··· Stored rows ···

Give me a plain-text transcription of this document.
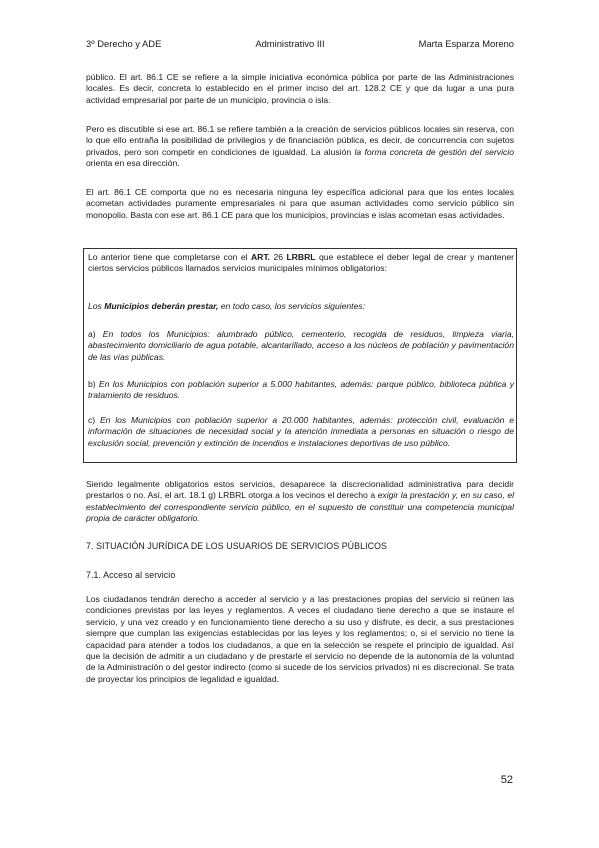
3º Derecho y ADE	Administrativo III	Marta Esparza Moreno

público. El art. 86.1 CE se refiere a la simple iniciativa económica pública por parte de las Administraciones locales. Es decir, concreta lo establecido en el primer inciso del art. 128.2 CE y que da lugar a una pura actividad empresarial por parte de un municipio, provincia o isla.

Pero es discutible si ese art. 86.1 se refiere también a la creación de servicios públicos locales sin reserva, con lo que ello entraña la posibilidad de privilegios y de financiación pública, es decir, de concurrencia con sujetos privados, pero son competir en condiciones de igualdad. La alusión la forma concreta de gestión del servicio orienta en esa dirección.

El art. 86.1 CE comporta que no es necesaria ninguna ley específica adicional para que los entes locales acometan actividades puramente empresariales ni para que asuman actividades como servicio público sin monopolio. Basta con ese art. 86.1 CE para que los municipios, provincias e islas acometan esas actividades.

Lo anterior tiene que completarse con el ART. 26 LRBRL que establece el deber legal de crear y mantener ciertos servicios públicos llamados servicios municipales mínimos obligatorios:

Los Municipios deberán prestar, en todo caso, los servicios siguientes:

a) En todos los Municipios: alumbrado público, cementerio, recogida de residuos, limpieza viaria, abastecimiento domiciliario de agua potable, alcantarillado, acceso a los núcleos de población y pavimentación de las vías públicas.

b) En los Municipios con población superior a 5.000 habitantes, además: parque público, biblioteca pública y tratamiento de residuos.

c) En los Municipios con población superior a 20.000 habitantes, además: protección civil, evaluación e información de situaciones de necesidad social y la atención inmediata a personas en situación o riesgo de exclusión social, prevención y extinción de incendios e instalaciones deportivas de uso público.

Siendo legalmente obligatorios estos servicios, desaparece la discrecionalidad administrativa para decidir prestarlos o no. Así, el art. 18.1 g) LRBRL otorga a los vecinos el derecho a exigir la prestación y, en su caso, el establecimiento del correspondiente servicio público, en el supuesto de constituir una competencia municipal propia de carácter obligatorio.

7. SITUACIÓN JURÍDICA DE LOS USUARIOS DE SERVICIOS PÚBLICOS

7.1. Acceso al servicio

Los ciudadanos tendrán derecho a acceder al servicio y a las prestaciones propias del servicio si reúnen las condiciones previstas por las leyes y reglamentos. A veces el ciudadano tiene derecho a que se instaure el servicio, y una vez creado y en funcionamiento tiene derecho a su uso y disfrute, es decir, a sus prestaciones siempre que cumplan las exigencias establecidas por las leyes y los reglamentos; o, si el servicio no tiene la capacidad para atender a todos los ciudadanos, a que en la selección se respete el principio de igualdad. Así que la decisión de admitir a un ciudadano y de prestarle el servicio no depende de la autonomía de la voluntad de la Administración o del gestor indirecto (como si sucede de los servicios privados) ni es discrecional. Se trata de proyectar los principios de legalidad e igualdad.

52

···

Copy the records above exactly, leaving out every picture.

▸ Exercise result:
Give me a plain-text transcription of this document.
3º Derecho y ADE	Administrativo III	Marta Esparza Moreno

público. El art. 86.1 CE se refiere a la simple iniciativa económica pública por parte de las Administraciones locales. Es decir, concreta lo establecido en el primer inciso del art. 128.2 CE y que da lugar a una pura actividad empresarial por parte de un municipio, provincia o isla.

Pero es discutible si ese art. 86.1 se refiere también a la creación de servicios públicos locales sin reserva, con lo que ello entraña la posibilidad de privilegios y de financiación pública, es decir, de concurrencia con sujetos privados, pero son competir en condiciones de igualdad. La alusión la forma concreta de gestión del servicio orienta en esa dirección.

El art. 86.1 CE comporta que no es necesaria ninguna ley específica adicional para que los entes locales acometan actividades puramente empresariales ni para que asuman actividades como servicio público sin monopolio. Basta con ese art. 86.1 CE para que los municipios, provincias e islas acometan esas actividades.

Lo anterior tiene que completarse con el ART. 26 LRBRL que establece el deber legal de crear y mantener ciertos servicios públicos llamados servicios municipales mínimos obligatorios:

Los Municipios deberán prestar, en todo caso, los servicios siguientes:

a) En todos los Municipios: alumbrado público, cementerio, recogida de residuos, limpieza viaria, abastecimiento domiciliario de agua potable, alcantarillado, acceso a los núcleos de población y pavimentación de las vías públicas.

b) En los Municipios con población superior a 5.000 habitantes, además: parque público, biblioteca pública y tratamiento de residuos.

c) En los Municipios con población superior a 20.000 habitantes, además: protección civil, evaluación e información de situaciones de necesidad social y la atención inmediata a personas en situación o riesgo de exclusión social, prevención y extinción de incendios e instalaciones deportivas de uso público.

Siendo legalmente obligatorios estos servicios, desaparece la discrecionalidad administrativa para decidir prestarlos o no. Así, el art. 18.1 g) LRBRL otorga a los vecinos el derecho a exigir la prestación y, en su caso, el establecimiento del correspondiente servicio público, en el supuesto de constituir una competencia municipal propia de carácter obligatorio.

7. SITUACIÓN JURÍDICA DE LOS USUARIOS DE SERVICIOS PÚBLICOS

7.1. Acceso al servicio

Los ciudadanos tendrán derecho a acceder al servicio y a las prestaciones propias del servicio si reúnen las condiciones previstas por las leyes y reglamentos. A veces el ciudadano tiene derecho a que se instaure el servicio, y una vez creado y en funcionamiento tiene derecho a su uso y disfrute, es decir, a sus prestaciones siempre que cumplan las exigencias establecidas por las leyes y los reglamentos; o, si el servicio no tiene la capacidad para atender a todos los ciudadanos, a que en la selección se respete el principio de igualdad. Así que la decisión de admitir a un ciudadano y de prestarle el servicio no depende de la autonomía de la voluntad de la Administración o del gestor indirecto (como si sucede de los servicios privados) ni es discrecional. Se trata de proyectar los principios de legalidad e igualdad.

52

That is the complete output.